→ **Written request**: Scan the lines below for the word "experiences". Copy each line you find it in.

[Start]

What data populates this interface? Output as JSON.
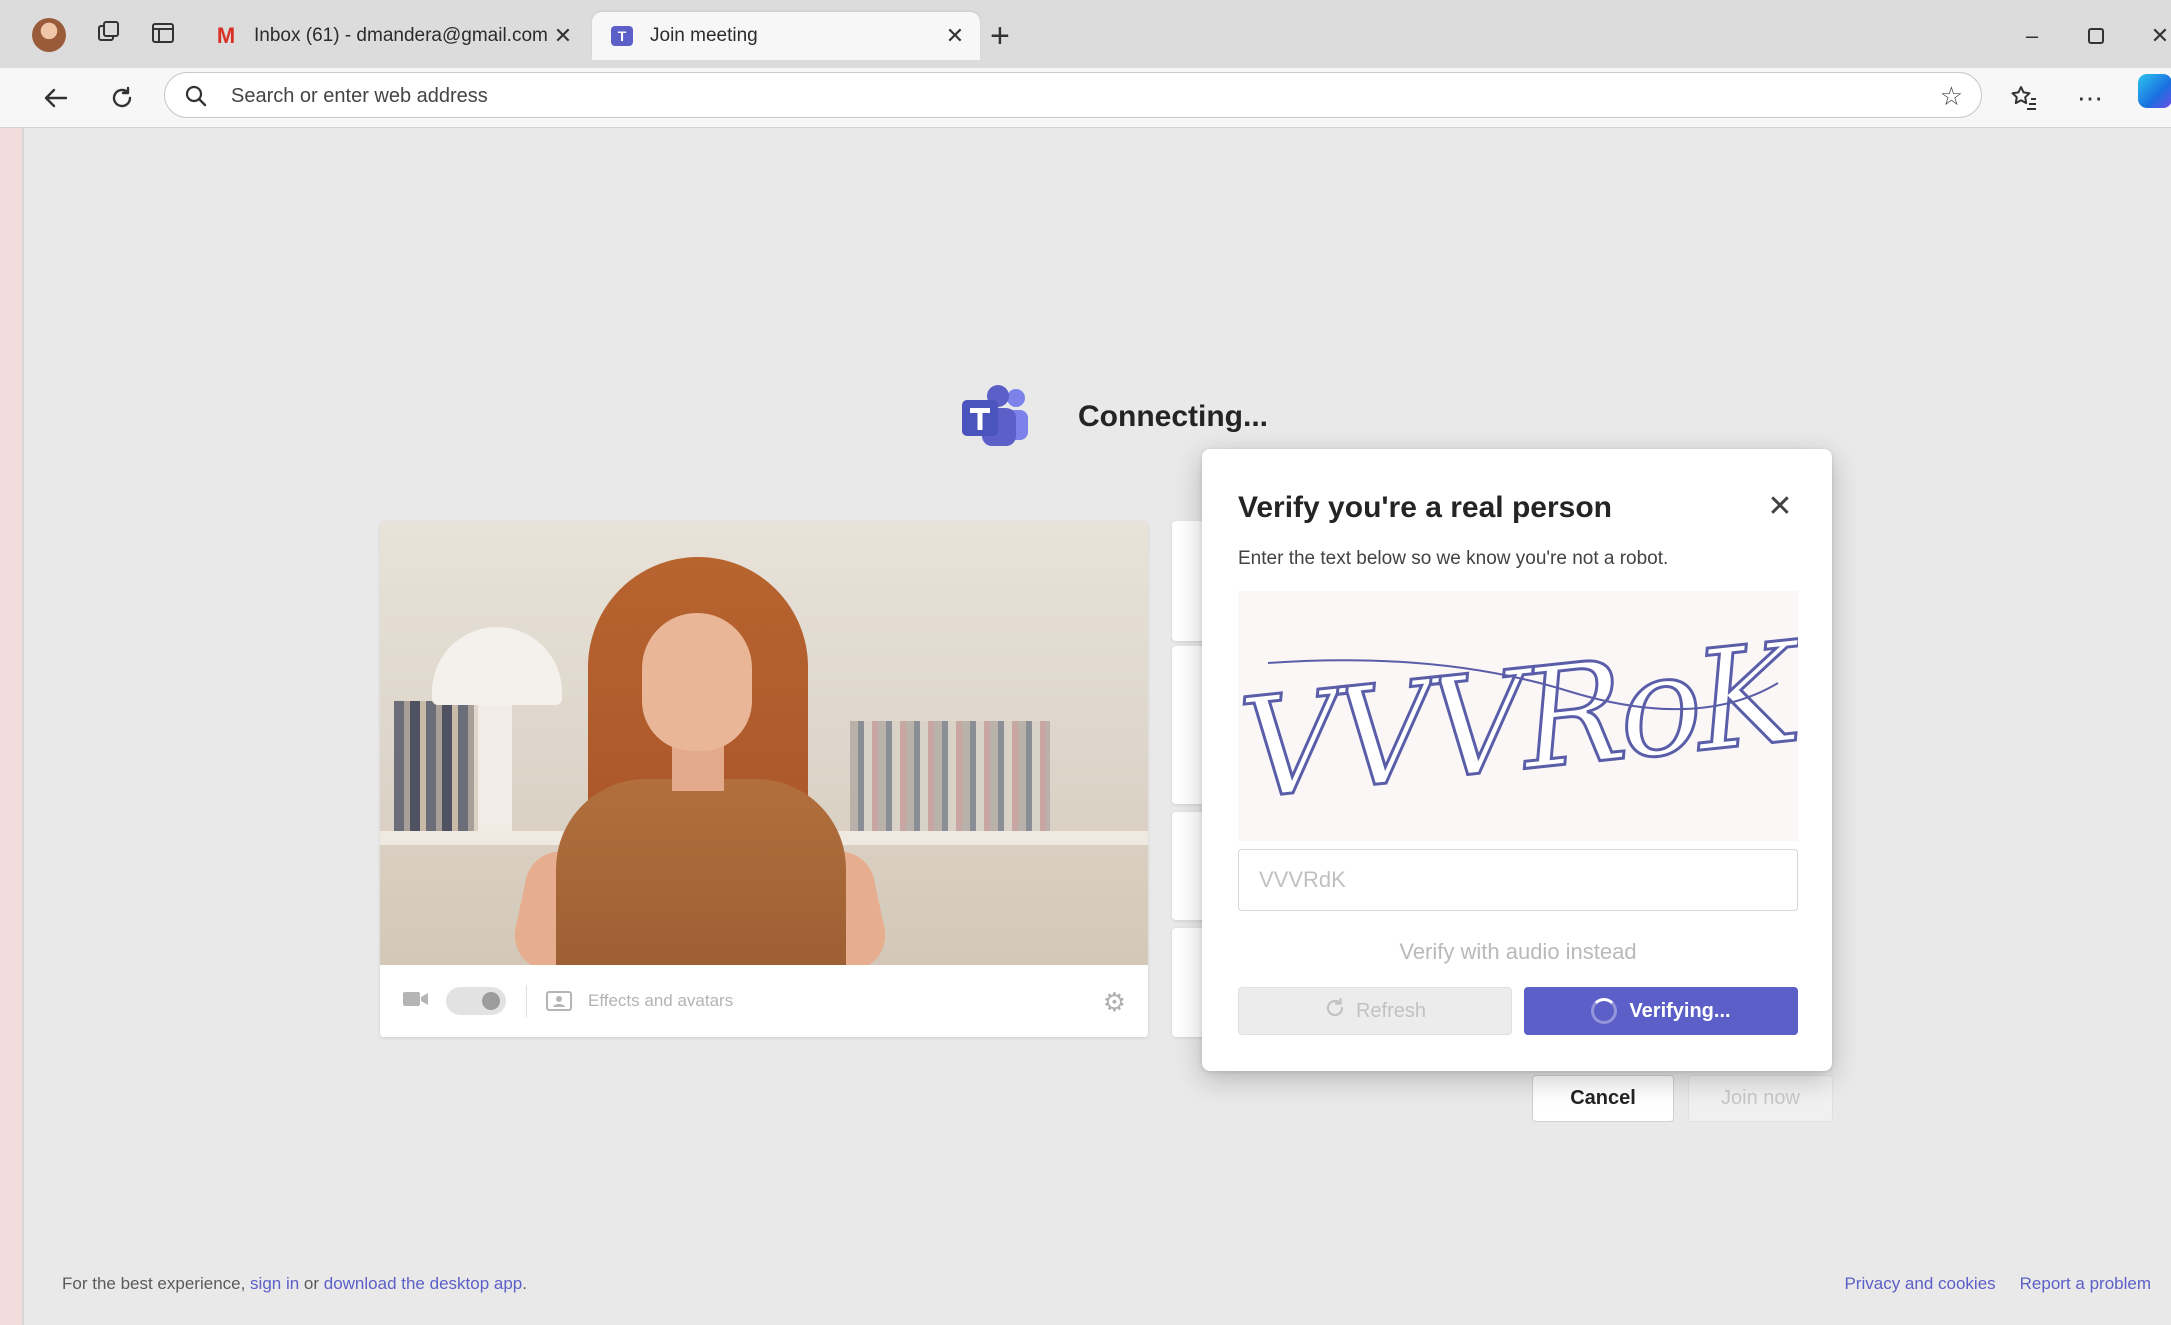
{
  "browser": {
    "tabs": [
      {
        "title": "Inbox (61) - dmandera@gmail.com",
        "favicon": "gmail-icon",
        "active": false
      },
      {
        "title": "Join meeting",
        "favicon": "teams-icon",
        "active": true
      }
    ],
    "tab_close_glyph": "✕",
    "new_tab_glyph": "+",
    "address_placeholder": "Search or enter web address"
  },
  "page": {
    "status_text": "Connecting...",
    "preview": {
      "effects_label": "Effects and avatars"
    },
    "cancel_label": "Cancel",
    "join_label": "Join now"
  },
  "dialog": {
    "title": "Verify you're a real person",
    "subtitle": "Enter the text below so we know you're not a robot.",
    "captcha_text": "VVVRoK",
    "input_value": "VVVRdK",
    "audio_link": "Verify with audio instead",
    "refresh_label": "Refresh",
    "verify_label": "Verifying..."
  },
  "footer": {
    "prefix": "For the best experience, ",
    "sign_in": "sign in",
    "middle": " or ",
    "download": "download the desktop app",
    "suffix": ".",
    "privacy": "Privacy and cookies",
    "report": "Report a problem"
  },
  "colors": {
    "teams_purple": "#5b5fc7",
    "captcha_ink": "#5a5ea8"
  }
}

[End]
[Start]

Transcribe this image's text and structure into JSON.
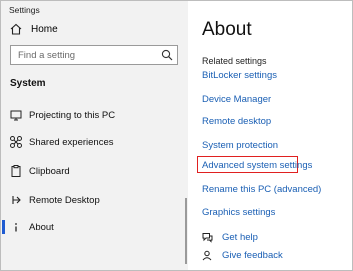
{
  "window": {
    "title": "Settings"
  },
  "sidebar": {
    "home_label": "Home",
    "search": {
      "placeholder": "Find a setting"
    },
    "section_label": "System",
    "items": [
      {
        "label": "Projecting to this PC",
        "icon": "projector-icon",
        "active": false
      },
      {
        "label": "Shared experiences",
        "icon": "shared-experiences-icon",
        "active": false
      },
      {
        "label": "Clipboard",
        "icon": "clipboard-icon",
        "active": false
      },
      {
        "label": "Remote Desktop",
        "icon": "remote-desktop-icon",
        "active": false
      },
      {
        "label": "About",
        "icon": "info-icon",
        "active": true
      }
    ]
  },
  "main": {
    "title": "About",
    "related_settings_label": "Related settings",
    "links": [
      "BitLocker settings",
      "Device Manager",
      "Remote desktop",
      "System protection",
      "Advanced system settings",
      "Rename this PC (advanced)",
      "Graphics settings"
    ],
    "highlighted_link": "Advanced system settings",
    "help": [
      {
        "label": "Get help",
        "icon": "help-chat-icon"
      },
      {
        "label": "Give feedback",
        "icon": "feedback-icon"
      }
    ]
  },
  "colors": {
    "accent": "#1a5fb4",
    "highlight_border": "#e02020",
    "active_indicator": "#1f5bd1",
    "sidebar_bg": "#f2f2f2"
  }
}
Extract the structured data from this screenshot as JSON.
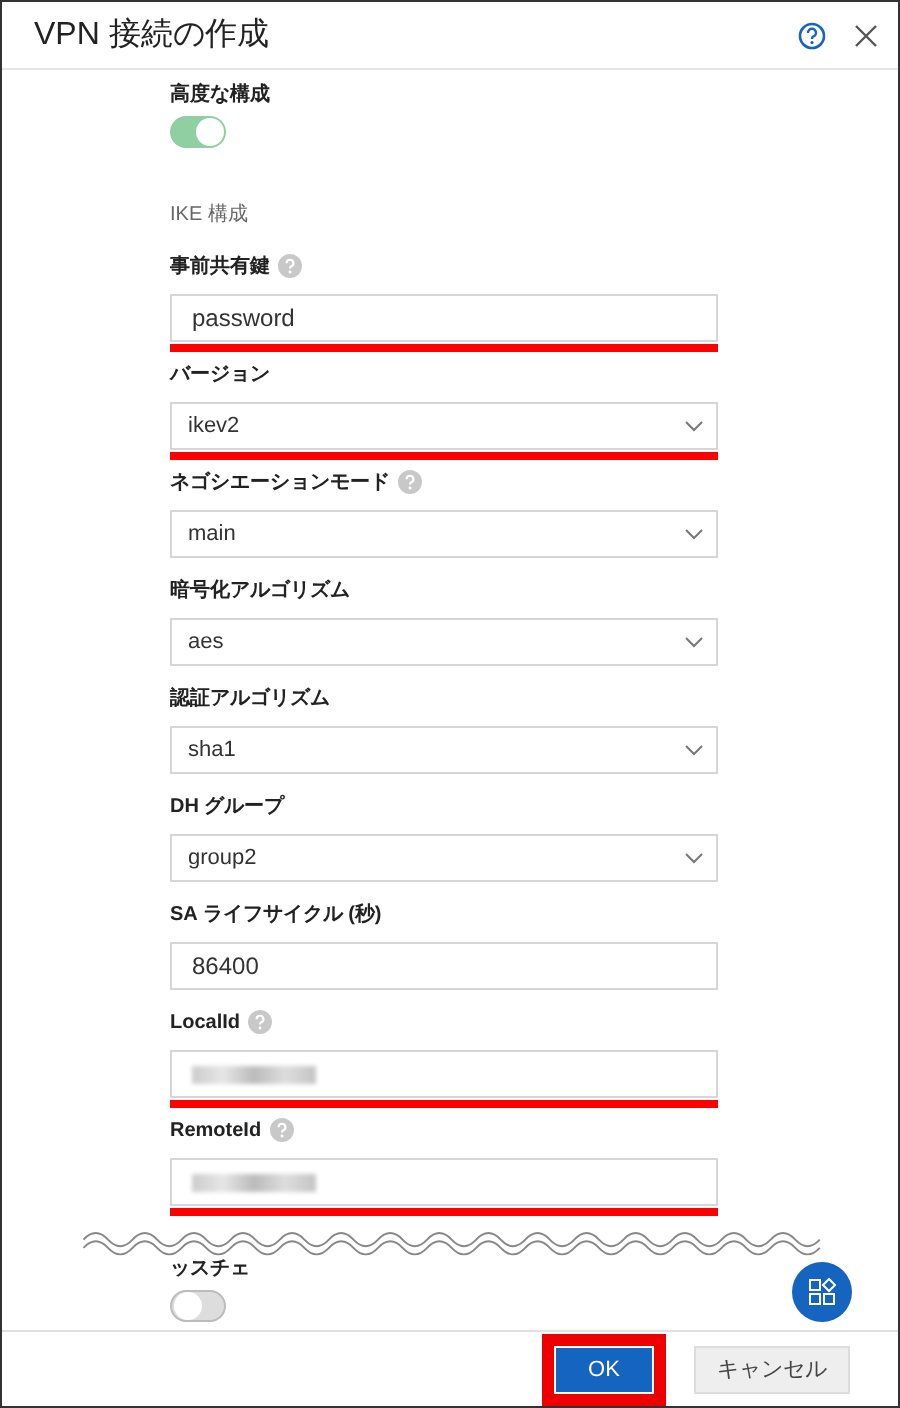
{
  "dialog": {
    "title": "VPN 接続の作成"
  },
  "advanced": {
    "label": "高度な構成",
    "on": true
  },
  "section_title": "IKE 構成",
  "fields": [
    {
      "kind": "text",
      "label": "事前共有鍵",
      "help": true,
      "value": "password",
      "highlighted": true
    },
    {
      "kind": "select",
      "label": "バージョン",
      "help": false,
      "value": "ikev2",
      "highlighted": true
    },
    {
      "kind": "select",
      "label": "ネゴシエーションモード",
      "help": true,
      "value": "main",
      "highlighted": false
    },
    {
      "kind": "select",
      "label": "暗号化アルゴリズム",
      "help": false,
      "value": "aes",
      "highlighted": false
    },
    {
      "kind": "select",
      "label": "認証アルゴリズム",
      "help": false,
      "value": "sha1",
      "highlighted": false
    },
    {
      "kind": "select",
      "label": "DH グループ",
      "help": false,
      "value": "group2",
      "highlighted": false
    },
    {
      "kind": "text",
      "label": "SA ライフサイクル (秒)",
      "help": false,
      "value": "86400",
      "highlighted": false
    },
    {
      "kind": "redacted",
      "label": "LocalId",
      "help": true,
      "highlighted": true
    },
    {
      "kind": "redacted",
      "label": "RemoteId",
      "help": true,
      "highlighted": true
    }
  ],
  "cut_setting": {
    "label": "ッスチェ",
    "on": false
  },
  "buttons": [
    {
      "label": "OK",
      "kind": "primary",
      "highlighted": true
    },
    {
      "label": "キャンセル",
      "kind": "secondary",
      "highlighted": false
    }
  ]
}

[End]

→ **Solution below**:
        "label": "Shared experiences",
        "icon": "shared-experiences-icon",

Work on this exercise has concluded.